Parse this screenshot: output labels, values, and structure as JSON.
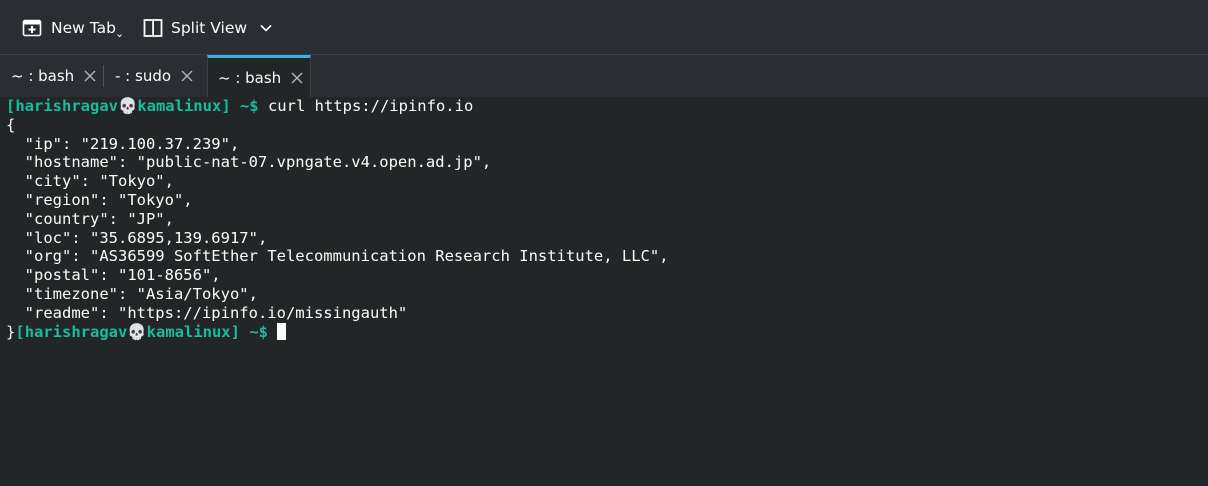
{
  "toolbar": {
    "new_tab_label": "New Tab",
    "split_view_label": "Split View"
  },
  "tabs": [
    {
      "label": "~ : bash",
      "active": false
    },
    {
      "label": "- : sudo",
      "active": false
    },
    {
      "label": "~ : bash",
      "active": true
    }
  ],
  "terminal": {
    "prompt_open": "[",
    "prompt_user": "harishragav",
    "prompt_skull": "💀",
    "prompt_host": "kamalinux",
    "prompt_close": "] ~$",
    "command": " curl https://ipinfo.io",
    "output": [
      "{",
      "  \"ip\": \"219.100.37.239\",",
      "  \"hostname\": \"public-nat-07.vpngate.v4.open.ad.jp\",",
      "  \"city\": \"Tokyo\",",
      "  \"region\": \"Tokyo\",",
      "  \"country\": \"JP\",",
      "  \"loc\": \"35.6895,139.6917\",",
      "  \"org\": \"AS36599 SoftEther Telecommunication Research Institute, LLC\",",
      "  \"postal\": \"101-8656\",",
      "  \"timezone\": \"Asia/Tokyo\",",
      "  \"readme\": \"https://ipinfo.io/missingauth\""
    ],
    "last_line_prefix": "}"
  },
  "colors": {
    "background": "#232627",
    "prompt": "#1abc9c",
    "active_tab_accent": "#3daee9"
  }
}
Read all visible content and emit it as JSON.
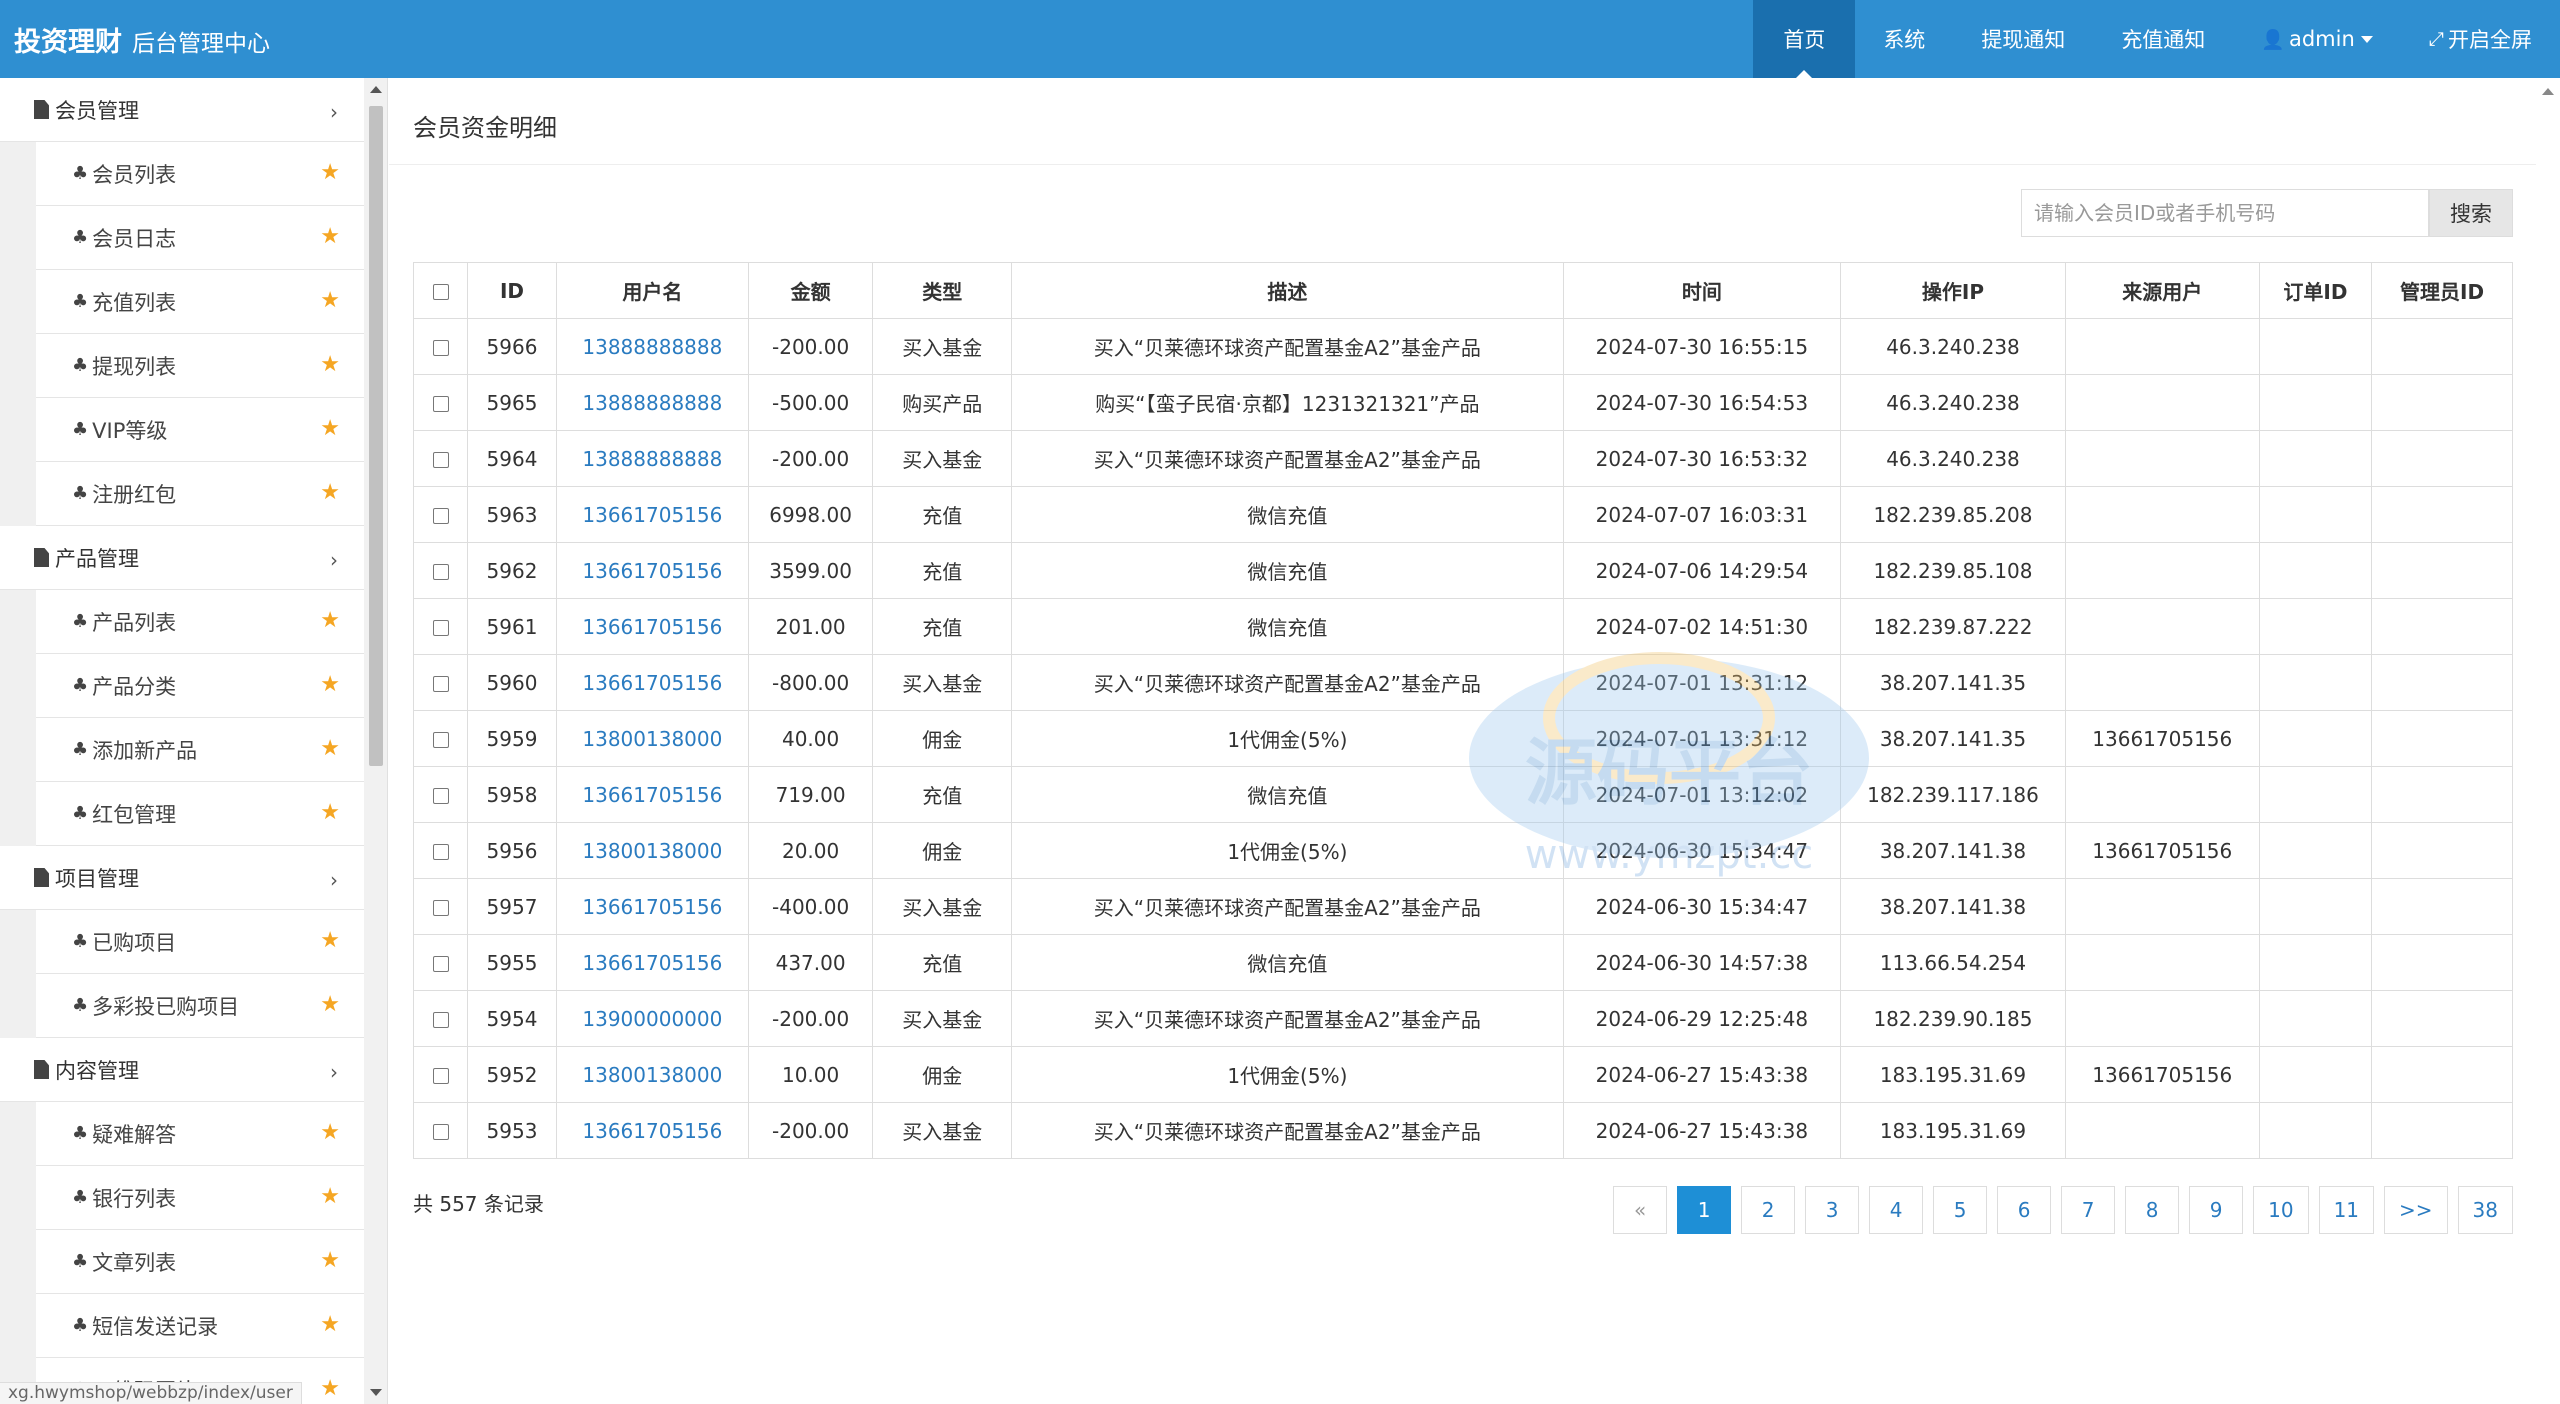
{
  "brand": {
    "main": "投资理财",
    "sub": "后台管理中心"
  },
  "topnav": [
    {
      "label": "首页",
      "active": true
    },
    {
      "label": "系统"
    },
    {
      "label": "提现通知"
    },
    {
      "label": "充值通知"
    },
    {
      "label": "admin",
      "icon": "user-icon"
    },
    {
      "label": "开启全屏",
      "icon": "fullscreen-icon"
    }
  ],
  "sidebar": {
    "groups": [
      {
        "title": "会员管理",
        "items": [
          "会员列表",
          "会员日志",
          "充值列表",
          "提现列表",
          "VIP等级",
          "注册红包"
        ]
      },
      {
        "title": "产品管理",
        "items": [
          "产品列表",
          "产品分类",
          "添加新产品",
          "红包管理"
        ]
      },
      {
        "title": "项目管理",
        "items": [
          "已购项目",
          "多彩投已购项目"
        ]
      },
      {
        "title": "内容管理",
        "items": [
          "疑难解答",
          "银行列表",
          "文章列表",
          "短信发送记录",
          "二维码图片"
        ]
      }
    ]
  },
  "status_url": "xg.hwymshop/webbzp/index/user",
  "main": {
    "title": "会员资金明细",
    "search": {
      "placeholder": "请输入会员ID或者手机号码",
      "button": "搜索"
    },
    "table": {
      "headers": [
        "",
        "ID",
        "用户名",
        "金额",
        "类型",
        "描述",
        "时间",
        "操作IP",
        "来源用户",
        "订单ID",
        "管理员ID"
      ],
      "rows": [
        [
          "5966",
          "13888888888",
          "-200.00",
          "买入基金",
          "买入“贝莱德环球资产配置基金A2”基金产品",
          "2024-07-30 16:55:15",
          "46.3.240.238",
          "",
          "",
          ""
        ],
        [
          "5965",
          "13888888888",
          "-500.00",
          "购买产品",
          "购买“【蛮子民宿·京都】1231321321”产品",
          "2024-07-30 16:54:53",
          "46.3.240.238",
          "",
          "",
          ""
        ],
        [
          "5964",
          "13888888888",
          "-200.00",
          "买入基金",
          "买入“贝莱德环球资产配置基金A2”基金产品",
          "2024-07-30 16:53:32",
          "46.3.240.238",
          "",
          "",
          ""
        ],
        [
          "5963",
          "13661705156",
          "6998.00",
          "充值",
          "微信充值",
          "2024-07-07 16:03:31",
          "182.239.85.208",
          "",
          "",
          ""
        ],
        [
          "5962",
          "13661705156",
          "3599.00",
          "充值",
          "微信充值",
          "2024-07-06 14:29:54",
          "182.239.85.108",
          "",
          "",
          ""
        ],
        [
          "5961",
          "13661705156",
          "201.00",
          "充值",
          "微信充值",
          "2024-07-02 14:51:30",
          "182.239.87.222",
          "",
          "",
          ""
        ],
        [
          "5960",
          "13661705156",
          "-800.00",
          "买入基金",
          "买入“贝莱德环球资产配置基金A2”基金产品",
          "2024-07-01 13:31:12",
          "38.207.141.35",
          "",
          "",
          ""
        ],
        [
          "5959",
          "13800138000",
          "40.00",
          "佣金",
          "1代佣金(5%)",
          "2024-07-01 13:31:12",
          "38.207.141.35",
          "13661705156",
          "",
          ""
        ],
        [
          "5958",
          "13661705156",
          "719.00",
          "充值",
          "微信充值",
          "2024-07-01 13:12:02",
          "182.239.117.186",
          "",
          "",
          ""
        ],
        [
          "5956",
          "13800138000",
          "20.00",
          "佣金",
          "1代佣金(5%)",
          "2024-06-30 15:34:47",
          "38.207.141.38",
          "13661705156",
          "",
          ""
        ],
        [
          "5957",
          "13661705156",
          "-400.00",
          "买入基金",
          "买入“贝莱德环球资产配置基金A2”基金产品",
          "2024-06-30 15:34:47",
          "38.207.141.38",
          "",
          "",
          ""
        ],
        [
          "5955",
          "13661705156",
          "437.00",
          "充值",
          "微信充值",
          "2024-06-30 14:57:38",
          "113.66.54.254",
          "",
          "",
          ""
        ],
        [
          "5954",
          "13900000000",
          "-200.00",
          "买入基金",
          "买入“贝莱德环球资产配置基金A2”基金产品",
          "2024-06-29 12:25:48",
          "182.239.90.185",
          "",
          "",
          ""
        ],
        [
          "5952",
          "13800138000",
          "10.00",
          "佣金",
          "1代佣金(5%)",
          "2024-06-27 15:43:38",
          "183.195.31.69",
          "13661705156",
          "",
          ""
        ],
        [
          "5953",
          "13661705156",
          "-200.00",
          "买入基金",
          "买入“贝莱德环球资产配置基金A2”基金产品",
          "2024-06-27 15:43:38",
          "183.195.31.69",
          "",
          "",
          ""
        ]
      ]
    },
    "total": "共 557 条记录",
    "pagination": [
      "«",
      "1",
      "2",
      "3",
      "4",
      "5",
      "6",
      "7",
      "8",
      "9",
      "10",
      "11",
      ">>",
      "38"
    ],
    "current_page": "1"
  },
  "watermark": {
    "main": "源码平台",
    "sub": "www.ymzpt.cc"
  },
  "colors": {
    "header": "#2f8fd1",
    "header_active": "#1a6fae",
    "link": "#2a7bc0",
    "star": "#f5a623",
    "page_active": "#1e8fd6"
  }
}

What is expected:
Across the records above, count the lines holding "https" and reply with that number alone.

Answer for the task:
2